Listed records:
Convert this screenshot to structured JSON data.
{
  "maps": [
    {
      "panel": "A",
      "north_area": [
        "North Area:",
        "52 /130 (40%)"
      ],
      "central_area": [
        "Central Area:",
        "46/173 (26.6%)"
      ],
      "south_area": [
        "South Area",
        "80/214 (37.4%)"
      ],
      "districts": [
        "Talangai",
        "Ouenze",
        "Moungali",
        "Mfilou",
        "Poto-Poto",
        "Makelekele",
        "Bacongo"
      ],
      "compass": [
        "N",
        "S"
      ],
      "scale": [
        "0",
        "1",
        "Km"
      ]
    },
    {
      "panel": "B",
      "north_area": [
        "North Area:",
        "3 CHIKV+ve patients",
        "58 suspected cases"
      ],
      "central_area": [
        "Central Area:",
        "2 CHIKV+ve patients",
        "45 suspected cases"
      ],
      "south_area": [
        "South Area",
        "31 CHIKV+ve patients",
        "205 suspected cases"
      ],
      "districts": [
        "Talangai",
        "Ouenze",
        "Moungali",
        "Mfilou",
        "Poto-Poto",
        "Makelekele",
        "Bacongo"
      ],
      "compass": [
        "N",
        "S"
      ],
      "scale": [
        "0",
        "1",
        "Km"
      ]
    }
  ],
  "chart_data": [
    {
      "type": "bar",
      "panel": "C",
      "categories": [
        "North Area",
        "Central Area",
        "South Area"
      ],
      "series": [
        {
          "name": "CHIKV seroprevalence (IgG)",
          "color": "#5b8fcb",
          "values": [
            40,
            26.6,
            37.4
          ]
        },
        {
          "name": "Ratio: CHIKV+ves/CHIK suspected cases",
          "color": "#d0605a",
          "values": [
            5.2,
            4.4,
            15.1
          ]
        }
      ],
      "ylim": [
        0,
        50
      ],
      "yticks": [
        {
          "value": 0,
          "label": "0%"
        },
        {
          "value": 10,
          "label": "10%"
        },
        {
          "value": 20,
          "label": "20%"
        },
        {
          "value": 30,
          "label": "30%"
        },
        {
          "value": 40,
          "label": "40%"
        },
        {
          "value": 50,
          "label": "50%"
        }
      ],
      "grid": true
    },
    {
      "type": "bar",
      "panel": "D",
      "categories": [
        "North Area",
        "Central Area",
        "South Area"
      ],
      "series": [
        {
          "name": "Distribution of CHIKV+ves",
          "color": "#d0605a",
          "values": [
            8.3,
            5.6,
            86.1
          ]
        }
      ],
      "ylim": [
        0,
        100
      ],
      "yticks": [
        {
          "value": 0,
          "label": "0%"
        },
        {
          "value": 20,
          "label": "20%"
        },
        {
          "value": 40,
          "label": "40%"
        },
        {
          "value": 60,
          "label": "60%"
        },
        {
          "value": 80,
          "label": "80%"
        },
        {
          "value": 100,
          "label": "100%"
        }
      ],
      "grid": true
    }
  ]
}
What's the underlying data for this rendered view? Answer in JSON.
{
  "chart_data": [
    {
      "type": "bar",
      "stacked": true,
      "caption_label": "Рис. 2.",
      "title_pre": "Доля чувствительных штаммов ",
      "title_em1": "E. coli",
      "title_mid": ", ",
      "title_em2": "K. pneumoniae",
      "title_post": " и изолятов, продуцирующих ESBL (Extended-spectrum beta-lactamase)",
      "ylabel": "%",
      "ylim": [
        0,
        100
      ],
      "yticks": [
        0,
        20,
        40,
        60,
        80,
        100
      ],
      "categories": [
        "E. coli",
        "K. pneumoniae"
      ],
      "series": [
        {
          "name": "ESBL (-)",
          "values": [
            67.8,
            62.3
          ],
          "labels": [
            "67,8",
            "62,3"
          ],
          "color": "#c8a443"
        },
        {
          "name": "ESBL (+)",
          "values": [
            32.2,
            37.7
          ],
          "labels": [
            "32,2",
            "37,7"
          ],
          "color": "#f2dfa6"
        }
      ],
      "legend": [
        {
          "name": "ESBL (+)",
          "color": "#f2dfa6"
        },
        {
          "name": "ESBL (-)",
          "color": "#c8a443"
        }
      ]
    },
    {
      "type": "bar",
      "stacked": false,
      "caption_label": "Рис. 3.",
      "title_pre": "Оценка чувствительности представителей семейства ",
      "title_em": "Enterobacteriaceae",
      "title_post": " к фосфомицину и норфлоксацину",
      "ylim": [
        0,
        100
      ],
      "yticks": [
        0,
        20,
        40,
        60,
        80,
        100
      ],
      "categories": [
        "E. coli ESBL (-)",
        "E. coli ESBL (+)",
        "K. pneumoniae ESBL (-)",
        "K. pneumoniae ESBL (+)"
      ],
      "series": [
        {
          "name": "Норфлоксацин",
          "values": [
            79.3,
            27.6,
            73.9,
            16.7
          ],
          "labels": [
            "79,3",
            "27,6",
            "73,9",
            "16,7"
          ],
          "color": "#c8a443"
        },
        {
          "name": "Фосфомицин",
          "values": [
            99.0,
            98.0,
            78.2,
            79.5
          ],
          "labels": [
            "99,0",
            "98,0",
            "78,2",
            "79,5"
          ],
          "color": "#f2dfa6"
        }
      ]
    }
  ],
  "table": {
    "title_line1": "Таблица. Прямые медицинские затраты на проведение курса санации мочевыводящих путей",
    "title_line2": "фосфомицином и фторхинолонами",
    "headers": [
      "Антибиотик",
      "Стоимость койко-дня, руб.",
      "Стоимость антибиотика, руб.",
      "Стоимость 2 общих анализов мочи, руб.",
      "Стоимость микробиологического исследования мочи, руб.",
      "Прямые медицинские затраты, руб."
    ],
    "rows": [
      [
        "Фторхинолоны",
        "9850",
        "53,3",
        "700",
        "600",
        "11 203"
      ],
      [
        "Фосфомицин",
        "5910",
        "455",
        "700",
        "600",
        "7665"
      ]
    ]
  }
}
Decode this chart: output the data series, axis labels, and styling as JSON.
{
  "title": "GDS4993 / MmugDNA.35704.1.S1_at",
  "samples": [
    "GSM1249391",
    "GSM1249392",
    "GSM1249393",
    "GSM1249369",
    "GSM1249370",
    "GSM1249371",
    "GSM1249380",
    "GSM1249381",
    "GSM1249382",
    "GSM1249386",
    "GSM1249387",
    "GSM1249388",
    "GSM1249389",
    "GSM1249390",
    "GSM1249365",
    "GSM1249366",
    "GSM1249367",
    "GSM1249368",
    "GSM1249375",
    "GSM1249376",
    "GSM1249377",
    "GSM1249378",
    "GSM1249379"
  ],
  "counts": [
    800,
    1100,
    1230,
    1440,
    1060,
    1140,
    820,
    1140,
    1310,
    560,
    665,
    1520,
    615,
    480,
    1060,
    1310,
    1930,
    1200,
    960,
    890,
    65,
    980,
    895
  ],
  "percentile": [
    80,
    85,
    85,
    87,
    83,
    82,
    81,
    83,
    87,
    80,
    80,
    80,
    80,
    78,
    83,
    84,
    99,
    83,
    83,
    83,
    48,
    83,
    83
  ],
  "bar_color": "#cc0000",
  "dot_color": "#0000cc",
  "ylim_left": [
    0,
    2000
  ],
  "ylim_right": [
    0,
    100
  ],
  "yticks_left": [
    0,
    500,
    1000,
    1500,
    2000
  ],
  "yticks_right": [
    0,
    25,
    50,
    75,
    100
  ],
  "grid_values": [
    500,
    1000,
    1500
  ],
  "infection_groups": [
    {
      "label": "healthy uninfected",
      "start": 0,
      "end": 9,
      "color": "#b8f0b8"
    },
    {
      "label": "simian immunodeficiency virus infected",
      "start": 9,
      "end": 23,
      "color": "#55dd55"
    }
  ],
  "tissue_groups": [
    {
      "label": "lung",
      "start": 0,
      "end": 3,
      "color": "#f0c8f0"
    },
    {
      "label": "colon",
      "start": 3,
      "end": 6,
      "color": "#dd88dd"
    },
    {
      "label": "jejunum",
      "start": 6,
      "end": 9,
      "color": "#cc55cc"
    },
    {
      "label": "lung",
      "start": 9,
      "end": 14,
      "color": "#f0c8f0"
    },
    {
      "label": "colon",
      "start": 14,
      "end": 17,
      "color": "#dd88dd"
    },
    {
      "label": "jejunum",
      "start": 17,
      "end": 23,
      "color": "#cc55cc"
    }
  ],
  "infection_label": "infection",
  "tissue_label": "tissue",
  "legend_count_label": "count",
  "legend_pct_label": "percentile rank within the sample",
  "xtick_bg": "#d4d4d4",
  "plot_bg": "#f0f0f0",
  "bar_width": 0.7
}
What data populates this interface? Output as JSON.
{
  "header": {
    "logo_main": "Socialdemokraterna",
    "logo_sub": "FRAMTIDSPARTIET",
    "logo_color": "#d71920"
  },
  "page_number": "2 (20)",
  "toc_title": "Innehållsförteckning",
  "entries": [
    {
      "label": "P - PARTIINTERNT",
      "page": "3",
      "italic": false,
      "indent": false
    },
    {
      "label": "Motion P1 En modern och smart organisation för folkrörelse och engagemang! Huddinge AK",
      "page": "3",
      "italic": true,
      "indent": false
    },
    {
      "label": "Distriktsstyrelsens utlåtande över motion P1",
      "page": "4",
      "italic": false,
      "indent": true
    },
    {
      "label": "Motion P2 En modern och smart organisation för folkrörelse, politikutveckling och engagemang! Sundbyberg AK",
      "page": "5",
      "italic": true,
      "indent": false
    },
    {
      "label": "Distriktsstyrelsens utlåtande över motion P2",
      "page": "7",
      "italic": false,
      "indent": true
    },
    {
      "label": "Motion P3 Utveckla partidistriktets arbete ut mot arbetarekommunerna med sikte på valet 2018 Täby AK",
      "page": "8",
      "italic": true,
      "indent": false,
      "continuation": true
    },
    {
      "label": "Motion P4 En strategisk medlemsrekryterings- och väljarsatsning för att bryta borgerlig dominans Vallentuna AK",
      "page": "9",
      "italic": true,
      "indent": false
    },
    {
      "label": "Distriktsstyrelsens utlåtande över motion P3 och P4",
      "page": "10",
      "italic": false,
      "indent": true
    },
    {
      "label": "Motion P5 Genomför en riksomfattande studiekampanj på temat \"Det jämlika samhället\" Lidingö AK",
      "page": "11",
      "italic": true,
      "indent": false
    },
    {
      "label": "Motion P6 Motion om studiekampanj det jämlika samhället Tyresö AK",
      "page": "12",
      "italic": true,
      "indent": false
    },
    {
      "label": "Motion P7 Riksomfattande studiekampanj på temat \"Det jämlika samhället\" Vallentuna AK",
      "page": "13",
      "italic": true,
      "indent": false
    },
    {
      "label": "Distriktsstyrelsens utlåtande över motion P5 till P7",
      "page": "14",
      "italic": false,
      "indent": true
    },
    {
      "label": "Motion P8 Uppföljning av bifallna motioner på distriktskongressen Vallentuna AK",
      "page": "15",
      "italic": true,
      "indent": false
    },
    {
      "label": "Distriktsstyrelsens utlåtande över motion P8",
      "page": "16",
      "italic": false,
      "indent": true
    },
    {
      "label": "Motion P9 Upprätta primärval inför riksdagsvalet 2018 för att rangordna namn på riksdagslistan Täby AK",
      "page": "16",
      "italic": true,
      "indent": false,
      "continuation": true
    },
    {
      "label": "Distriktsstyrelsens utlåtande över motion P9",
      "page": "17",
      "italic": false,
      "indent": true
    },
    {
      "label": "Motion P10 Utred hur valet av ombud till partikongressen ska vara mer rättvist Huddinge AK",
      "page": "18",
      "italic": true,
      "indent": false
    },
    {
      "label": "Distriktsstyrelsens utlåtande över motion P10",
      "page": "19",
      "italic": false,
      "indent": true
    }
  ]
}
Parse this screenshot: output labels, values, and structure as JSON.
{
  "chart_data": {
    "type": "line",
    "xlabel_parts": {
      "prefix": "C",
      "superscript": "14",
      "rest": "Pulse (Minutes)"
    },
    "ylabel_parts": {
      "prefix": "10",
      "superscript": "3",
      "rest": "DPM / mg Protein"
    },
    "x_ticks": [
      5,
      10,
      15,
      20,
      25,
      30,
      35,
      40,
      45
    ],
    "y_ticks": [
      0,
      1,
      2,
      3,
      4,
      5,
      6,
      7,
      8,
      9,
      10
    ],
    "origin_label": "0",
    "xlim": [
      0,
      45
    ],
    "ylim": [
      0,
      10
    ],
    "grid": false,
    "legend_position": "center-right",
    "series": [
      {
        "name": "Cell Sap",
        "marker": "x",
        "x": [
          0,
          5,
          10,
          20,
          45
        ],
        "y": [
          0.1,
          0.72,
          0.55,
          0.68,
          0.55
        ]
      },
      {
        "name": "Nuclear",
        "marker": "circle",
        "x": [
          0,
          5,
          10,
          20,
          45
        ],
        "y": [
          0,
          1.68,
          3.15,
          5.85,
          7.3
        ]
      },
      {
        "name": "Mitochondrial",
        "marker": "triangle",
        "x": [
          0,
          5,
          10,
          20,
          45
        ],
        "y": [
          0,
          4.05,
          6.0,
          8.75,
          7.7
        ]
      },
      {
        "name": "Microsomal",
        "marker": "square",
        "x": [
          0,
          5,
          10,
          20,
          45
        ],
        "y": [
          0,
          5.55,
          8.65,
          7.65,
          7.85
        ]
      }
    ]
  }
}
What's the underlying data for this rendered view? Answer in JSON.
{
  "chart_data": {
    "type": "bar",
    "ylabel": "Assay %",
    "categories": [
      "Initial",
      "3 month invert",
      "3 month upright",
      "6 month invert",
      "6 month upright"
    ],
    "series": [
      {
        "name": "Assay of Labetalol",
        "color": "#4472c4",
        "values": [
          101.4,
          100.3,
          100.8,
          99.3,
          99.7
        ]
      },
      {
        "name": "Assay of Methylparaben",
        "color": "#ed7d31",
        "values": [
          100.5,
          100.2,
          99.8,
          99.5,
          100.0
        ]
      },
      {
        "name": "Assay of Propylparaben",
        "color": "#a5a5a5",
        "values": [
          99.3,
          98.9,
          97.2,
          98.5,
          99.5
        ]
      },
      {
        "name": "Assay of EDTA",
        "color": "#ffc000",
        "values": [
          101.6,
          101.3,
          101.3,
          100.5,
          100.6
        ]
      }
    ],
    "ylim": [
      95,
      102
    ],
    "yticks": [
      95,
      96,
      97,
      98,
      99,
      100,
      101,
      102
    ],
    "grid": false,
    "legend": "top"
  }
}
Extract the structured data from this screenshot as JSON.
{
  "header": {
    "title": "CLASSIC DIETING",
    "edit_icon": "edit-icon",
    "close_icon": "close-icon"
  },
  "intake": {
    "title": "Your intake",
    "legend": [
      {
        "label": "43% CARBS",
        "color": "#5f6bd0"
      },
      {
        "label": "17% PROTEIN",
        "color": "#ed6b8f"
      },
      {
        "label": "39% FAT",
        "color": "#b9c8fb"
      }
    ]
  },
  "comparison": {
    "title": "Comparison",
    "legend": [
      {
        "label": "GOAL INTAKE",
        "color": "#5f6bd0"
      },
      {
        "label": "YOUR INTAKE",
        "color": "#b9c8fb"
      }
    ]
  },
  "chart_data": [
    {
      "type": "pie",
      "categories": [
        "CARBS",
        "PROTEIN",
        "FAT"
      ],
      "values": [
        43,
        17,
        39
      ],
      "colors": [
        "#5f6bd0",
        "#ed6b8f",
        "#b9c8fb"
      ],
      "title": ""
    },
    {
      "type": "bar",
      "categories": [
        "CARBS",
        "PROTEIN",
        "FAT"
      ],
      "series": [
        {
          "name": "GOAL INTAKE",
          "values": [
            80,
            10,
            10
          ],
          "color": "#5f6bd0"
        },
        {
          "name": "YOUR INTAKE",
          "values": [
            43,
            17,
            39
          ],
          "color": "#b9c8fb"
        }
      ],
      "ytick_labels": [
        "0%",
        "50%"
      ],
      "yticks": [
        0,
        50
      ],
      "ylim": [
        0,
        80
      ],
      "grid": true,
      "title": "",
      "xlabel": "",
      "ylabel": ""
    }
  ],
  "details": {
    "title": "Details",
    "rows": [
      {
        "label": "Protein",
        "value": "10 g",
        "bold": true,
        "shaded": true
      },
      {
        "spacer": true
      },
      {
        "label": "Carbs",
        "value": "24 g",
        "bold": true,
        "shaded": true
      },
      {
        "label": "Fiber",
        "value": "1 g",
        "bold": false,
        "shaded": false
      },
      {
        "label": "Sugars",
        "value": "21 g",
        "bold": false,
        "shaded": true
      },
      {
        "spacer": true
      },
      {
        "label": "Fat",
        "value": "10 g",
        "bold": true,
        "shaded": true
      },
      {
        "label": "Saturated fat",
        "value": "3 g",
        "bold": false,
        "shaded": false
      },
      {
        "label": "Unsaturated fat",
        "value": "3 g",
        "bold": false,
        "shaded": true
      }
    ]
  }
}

Try it:
A single number is the whole answer: how many lines of the records contain the word "structured".

Response to this task:
2